**TO DO**. Please find all lines in the data that hold the string "screenshot" and copy them.

**DATASET RECORDS**.

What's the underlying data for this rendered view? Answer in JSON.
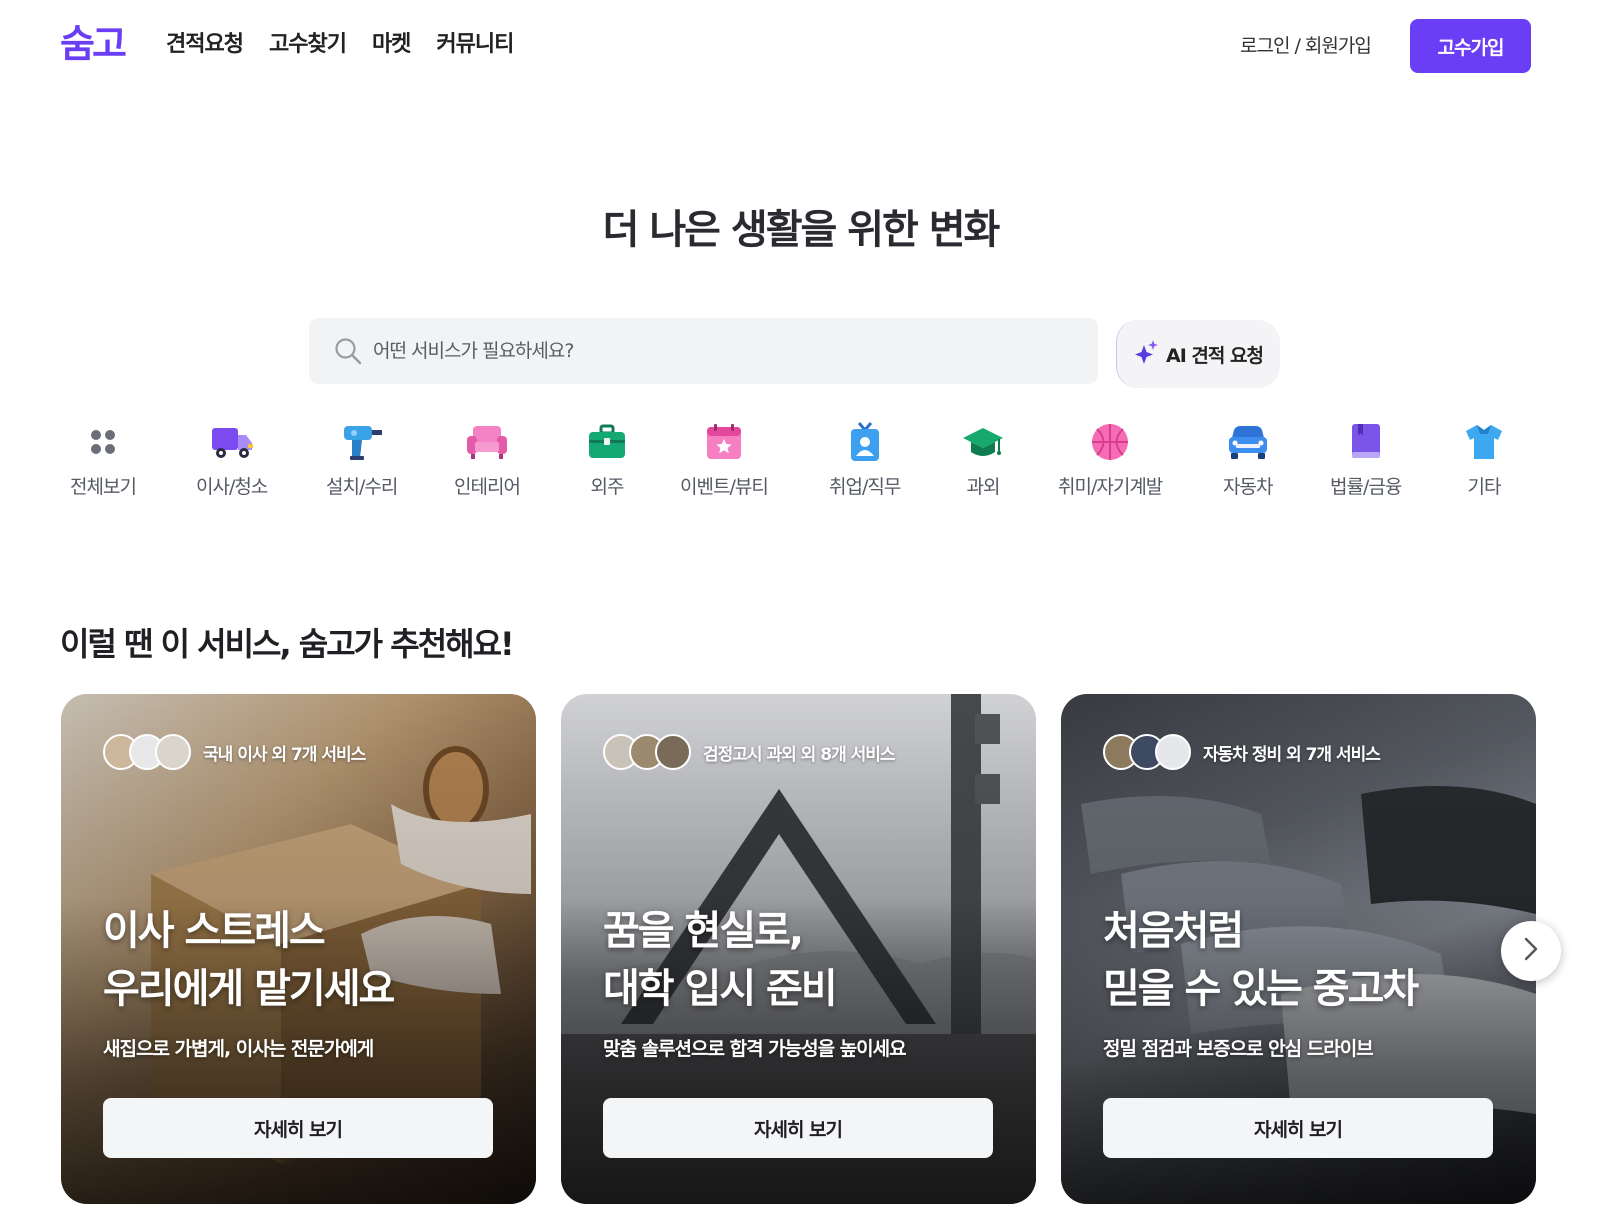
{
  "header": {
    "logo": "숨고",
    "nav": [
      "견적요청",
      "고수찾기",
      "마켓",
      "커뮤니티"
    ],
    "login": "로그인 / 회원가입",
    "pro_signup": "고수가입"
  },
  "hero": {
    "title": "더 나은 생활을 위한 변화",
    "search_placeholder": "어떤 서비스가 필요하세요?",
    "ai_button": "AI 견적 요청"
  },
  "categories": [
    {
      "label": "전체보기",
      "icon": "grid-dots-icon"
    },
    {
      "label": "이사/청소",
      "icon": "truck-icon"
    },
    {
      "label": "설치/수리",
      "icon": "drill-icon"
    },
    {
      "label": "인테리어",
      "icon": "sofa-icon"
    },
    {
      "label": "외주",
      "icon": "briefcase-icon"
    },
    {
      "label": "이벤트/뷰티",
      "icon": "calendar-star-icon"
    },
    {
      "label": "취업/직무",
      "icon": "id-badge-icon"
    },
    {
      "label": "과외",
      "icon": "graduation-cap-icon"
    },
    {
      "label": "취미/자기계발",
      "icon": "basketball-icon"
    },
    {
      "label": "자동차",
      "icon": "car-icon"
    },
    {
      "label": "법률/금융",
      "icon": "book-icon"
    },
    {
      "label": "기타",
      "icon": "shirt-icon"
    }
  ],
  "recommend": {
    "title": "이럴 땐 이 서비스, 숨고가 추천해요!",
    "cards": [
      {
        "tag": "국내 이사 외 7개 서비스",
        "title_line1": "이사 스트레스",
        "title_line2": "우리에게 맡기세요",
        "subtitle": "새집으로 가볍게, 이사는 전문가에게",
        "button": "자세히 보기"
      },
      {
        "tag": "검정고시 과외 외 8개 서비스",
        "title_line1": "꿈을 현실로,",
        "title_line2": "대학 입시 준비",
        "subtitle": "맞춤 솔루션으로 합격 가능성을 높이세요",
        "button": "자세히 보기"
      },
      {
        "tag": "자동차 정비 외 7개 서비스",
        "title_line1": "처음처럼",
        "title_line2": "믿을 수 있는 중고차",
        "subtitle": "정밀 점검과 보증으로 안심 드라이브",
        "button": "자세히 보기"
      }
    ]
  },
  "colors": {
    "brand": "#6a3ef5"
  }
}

---

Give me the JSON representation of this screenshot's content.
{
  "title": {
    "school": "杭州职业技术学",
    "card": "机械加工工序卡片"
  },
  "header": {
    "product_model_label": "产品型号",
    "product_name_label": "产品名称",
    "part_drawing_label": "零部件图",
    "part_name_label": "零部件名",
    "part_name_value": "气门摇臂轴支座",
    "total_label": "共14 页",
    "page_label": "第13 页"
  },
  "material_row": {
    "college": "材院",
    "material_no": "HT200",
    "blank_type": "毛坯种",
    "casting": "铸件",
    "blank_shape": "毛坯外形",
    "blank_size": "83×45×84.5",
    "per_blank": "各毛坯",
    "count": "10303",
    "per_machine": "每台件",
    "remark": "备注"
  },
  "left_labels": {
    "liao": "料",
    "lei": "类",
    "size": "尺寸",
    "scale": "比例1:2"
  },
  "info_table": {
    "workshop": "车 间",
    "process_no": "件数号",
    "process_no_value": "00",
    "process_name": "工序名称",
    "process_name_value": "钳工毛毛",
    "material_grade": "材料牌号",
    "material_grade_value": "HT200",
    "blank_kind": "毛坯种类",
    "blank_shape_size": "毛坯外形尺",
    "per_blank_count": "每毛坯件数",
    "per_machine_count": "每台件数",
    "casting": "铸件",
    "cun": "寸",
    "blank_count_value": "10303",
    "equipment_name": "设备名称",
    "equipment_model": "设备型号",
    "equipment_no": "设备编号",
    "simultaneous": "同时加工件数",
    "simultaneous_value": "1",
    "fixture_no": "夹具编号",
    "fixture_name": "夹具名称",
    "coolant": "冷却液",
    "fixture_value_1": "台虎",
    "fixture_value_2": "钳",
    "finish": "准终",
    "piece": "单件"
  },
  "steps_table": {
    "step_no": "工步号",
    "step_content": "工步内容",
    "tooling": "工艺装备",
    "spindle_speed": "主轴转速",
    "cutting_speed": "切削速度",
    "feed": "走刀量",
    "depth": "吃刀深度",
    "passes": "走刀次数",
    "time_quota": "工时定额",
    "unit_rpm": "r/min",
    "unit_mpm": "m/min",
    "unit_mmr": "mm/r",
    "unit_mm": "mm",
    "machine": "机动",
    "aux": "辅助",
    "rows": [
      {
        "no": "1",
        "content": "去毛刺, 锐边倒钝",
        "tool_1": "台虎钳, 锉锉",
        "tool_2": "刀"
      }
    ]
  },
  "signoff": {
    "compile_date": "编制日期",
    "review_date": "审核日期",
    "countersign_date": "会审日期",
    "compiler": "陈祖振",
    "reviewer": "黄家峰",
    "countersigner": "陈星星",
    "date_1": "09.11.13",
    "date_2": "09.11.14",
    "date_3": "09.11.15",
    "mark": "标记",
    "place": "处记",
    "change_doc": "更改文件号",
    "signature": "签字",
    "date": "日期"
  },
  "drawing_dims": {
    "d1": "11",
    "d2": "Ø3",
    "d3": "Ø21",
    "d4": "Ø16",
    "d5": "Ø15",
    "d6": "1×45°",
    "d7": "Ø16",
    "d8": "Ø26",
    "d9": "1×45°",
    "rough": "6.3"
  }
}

--

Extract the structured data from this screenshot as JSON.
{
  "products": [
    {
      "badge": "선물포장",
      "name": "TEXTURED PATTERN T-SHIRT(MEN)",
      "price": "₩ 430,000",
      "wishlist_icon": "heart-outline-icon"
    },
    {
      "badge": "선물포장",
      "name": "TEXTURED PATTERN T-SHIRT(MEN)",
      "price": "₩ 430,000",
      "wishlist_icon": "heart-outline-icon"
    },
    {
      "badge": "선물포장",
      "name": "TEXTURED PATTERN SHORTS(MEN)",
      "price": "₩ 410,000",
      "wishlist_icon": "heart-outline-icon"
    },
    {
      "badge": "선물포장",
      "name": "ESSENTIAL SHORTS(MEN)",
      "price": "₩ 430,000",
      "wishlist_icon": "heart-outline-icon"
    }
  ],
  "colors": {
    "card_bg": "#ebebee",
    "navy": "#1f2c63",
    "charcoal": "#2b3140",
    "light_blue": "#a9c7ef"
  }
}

**EXERCISE SOLUTION**.
Give me the JSON representation of this screenshot's content.
Extract the structured data from this screenshot as JSON.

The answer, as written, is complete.